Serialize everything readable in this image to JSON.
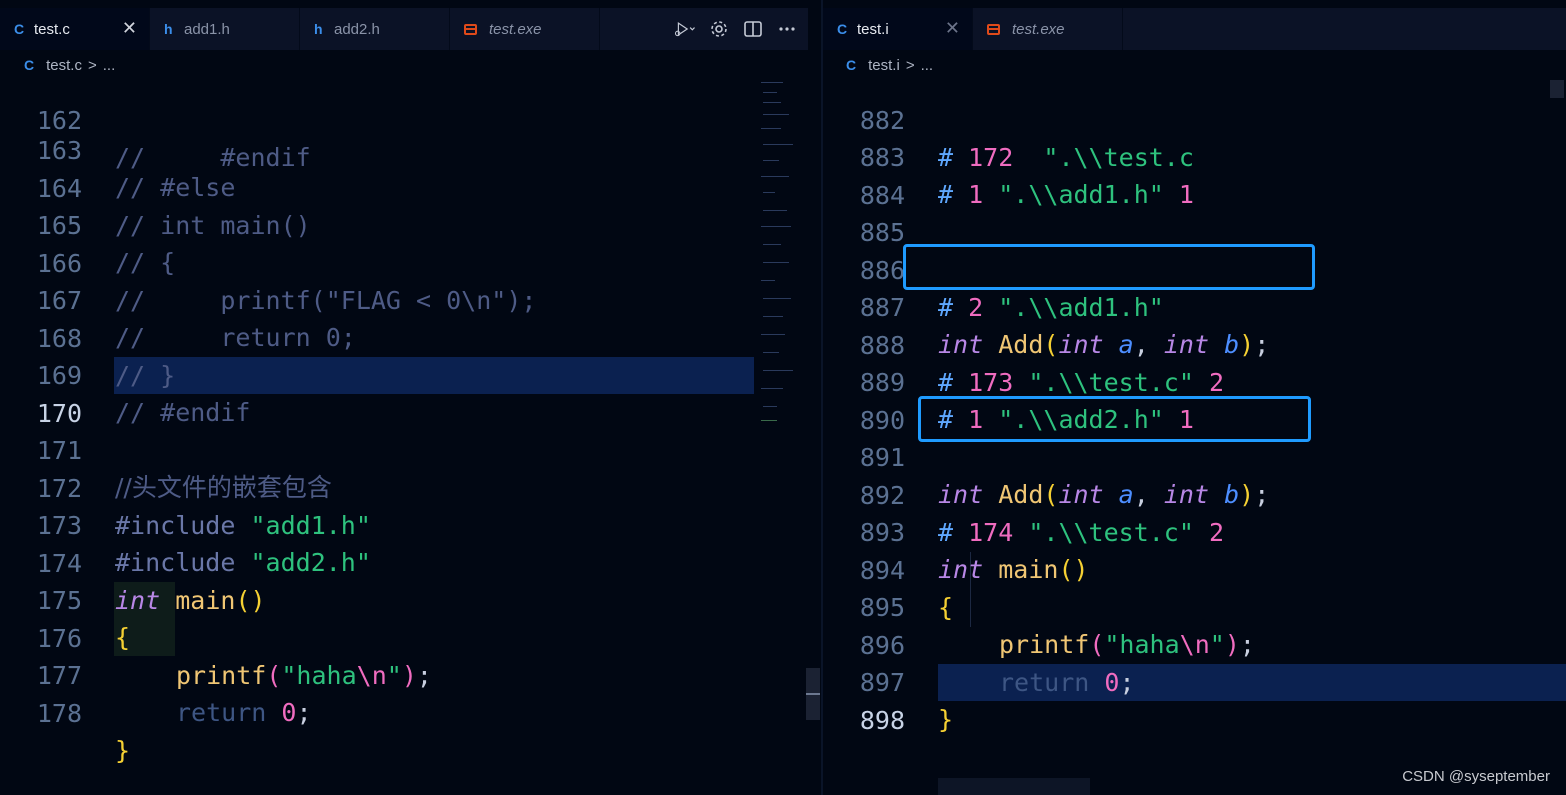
{
  "left_pane": {
    "tabs": [
      {
        "icon": "C",
        "label": "test.c",
        "close": "✕"
      },
      {
        "icon": "h",
        "label": "add1.h"
      },
      {
        "icon": "h",
        "label": "add2.h"
      },
      {
        "icon": "exe",
        "label": "test.exe"
      }
    ],
    "breadcrumb": {
      "icon": "C",
      "file": "test.c",
      "sep": ">",
      "more": "..."
    },
    "line_numbers": [
      "162",
      "163",
      "164",
      "165",
      "166",
      "167",
      "168",
      "169",
      "170",
      "171",
      "172",
      "173",
      "174",
      "175",
      "176",
      "177",
      "178"
    ],
    "lines": {
      "l162": "//     #endif",
      "l163": "// #else",
      "l164": "// int main()",
      "l165": "// {",
      "l166": "//     printf(\"FLAG < 0\\n\");",
      "l167": "//     return 0;",
      "l168": "// }",
      "l169": "// #endif",
      "l171": "//头文件的嵌套包含",
      "inc": "#include",
      "add1": "\"add1.h\"",
      "add2": "\"add2.h\"",
      "int": "int",
      "main": "main",
      "lp": "(",
      "rp": ")",
      "lbrace": "{",
      "rbrace": "}",
      "printf": "printf",
      "q1": "\"haha",
      "esc": "\\n",
      "q2": "\"",
      "semi": ";",
      "return": "return",
      "zero": "0"
    }
  },
  "right_pane": {
    "tabs": [
      {
        "icon": "C",
        "label": "test.i",
        "close": "✕"
      },
      {
        "icon": "exe",
        "label": "test.exe"
      }
    ],
    "breadcrumb": {
      "icon": "C",
      "file": "test.i",
      "sep": ">",
      "more": "..."
    },
    "line_numbers": [
      "882",
      "883",
      "884",
      "885",
      "886",
      "887",
      "888",
      "889",
      "890",
      "891",
      "892",
      "893",
      "894",
      "895",
      "896",
      "897",
      "898"
    ],
    "lines": {
      "hash": "#",
      "n172": "172",
      "n1": "1",
      "n2": "2",
      "n173": "173",
      "n174": "174",
      "s_test": "\".\\\\test.c\"",
      "s_test_partial": "\".\\\\test.c",
      "s_add1": "\".\\\\add1.h\"",
      "s_add2": "\".\\\\add2.h\"",
      "flag1": "1",
      "flag2": "2",
      "int": "int",
      "add": "Add",
      "a": "a",
      "b": "b",
      "comma": ",",
      "lp": "(",
      "rp": ")",
      "semi": ";",
      "main": "main",
      "lbrace": "{",
      "rbrace": "}",
      "printf": "printf",
      "q1": "\"haha",
      "esc": "\\n",
      "q2": "\"",
      "return": "return",
      "zero": "0"
    }
  },
  "colors": {
    "highlight_box": "#1f9bff",
    "background": "#010713",
    "current_line": "#0b2150"
  },
  "watermark": "CSDN @syseptember"
}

Description of the task
Leaving aside the images, write out the entries above word for word.

Solution below
Serialize everything readable in this image to JSON.
{
  "left_pane": {
    "tabs": [
      {
        "icon": "C",
        "label": "test.c",
        "close": "✕"
      },
      {
        "icon": "h",
        "label": "add1.h"
      },
      {
        "icon": "h",
        "label": "add2.h"
      },
      {
        "icon": "exe",
        "label": "test.exe"
      }
    ],
    "breadcrumb": {
      "icon": "C",
      "file": "test.c",
      "sep": ">",
      "more": "..."
    },
    "line_numbers": [
      "162",
      "163",
      "164",
      "165",
      "166",
      "167",
      "168",
      "169",
      "170",
      "171",
      "172",
      "173",
      "174",
      "175",
      "176",
      "177",
      "178"
    ],
    "lines": {
      "l162": "//     #endif",
      "l163": "// #else",
      "l164": "// int main()",
      "l165": "// {",
      "l166": "//     printf(\"FLAG < 0\\n\");",
      "l167": "//     return 0;",
      "l168": "// }",
      "l169": "// #endif",
      "l171": "//头文件的嵌套包含",
      "inc": "#include",
      "add1": "\"add1.h\"",
      "add2": "\"add2.h\"",
      "int": "int",
      "main": "main",
      "lp": "(",
      "rp": ")",
      "lbrace": "{",
      "rbrace": "}",
      "printf": "printf",
      "q1": "\"haha",
      "esc": "\\n",
      "q2": "\"",
      "semi": ";",
      "return": "return",
      "zero": "0"
    }
  },
  "right_pane": {
    "tabs": [
      {
        "icon": "C",
        "label": "test.i",
        "close": "✕"
      },
      {
        "icon": "exe",
        "label": "test.exe"
      }
    ],
    "breadcrumb": {
      "icon": "C",
      "file": "test.i",
      "sep": ">",
      "more": "..."
    },
    "line_numbers": [
      "882",
      "883",
      "884",
      "885",
      "886",
      "887",
      "888",
      "889",
      "890",
      "891",
      "892",
      "893",
      "894",
      "895",
      "896",
      "897",
      "898"
    ],
    "lines": {
      "hash": "#",
      "n172": "172",
      "n1": "1",
      "n2": "2",
      "n173": "173",
      "n174": "174",
      "s_test": "\".\\\\test.c\"",
      "s_test_partial": "\".\\\\test.c",
      "s_add1": "\".\\\\add1.h\"",
      "s_add2": "\".\\\\add2.h\"",
      "flag1": "1",
      "flag2": "2",
      "int": "int",
      "add": "Add",
      "a": "a",
      "b": "b",
      "comma": ",",
      "lp": "(",
      "rp": ")",
      "semi": ";",
      "main": "main",
      "lbrace": "{",
      "rbrace": "}",
      "printf": "printf",
      "q1": "\"haha",
      "esc": "\\n",
      "q2": "\"",
      "return": "return",
      "zero": "0"
    }
  },
  "colors": {
    "highlight_box": "#1f9bff",
    "background": "#010713",
    "current_line": "#0b2150"
  },
  "watermark": "CSDN @syseptember"
}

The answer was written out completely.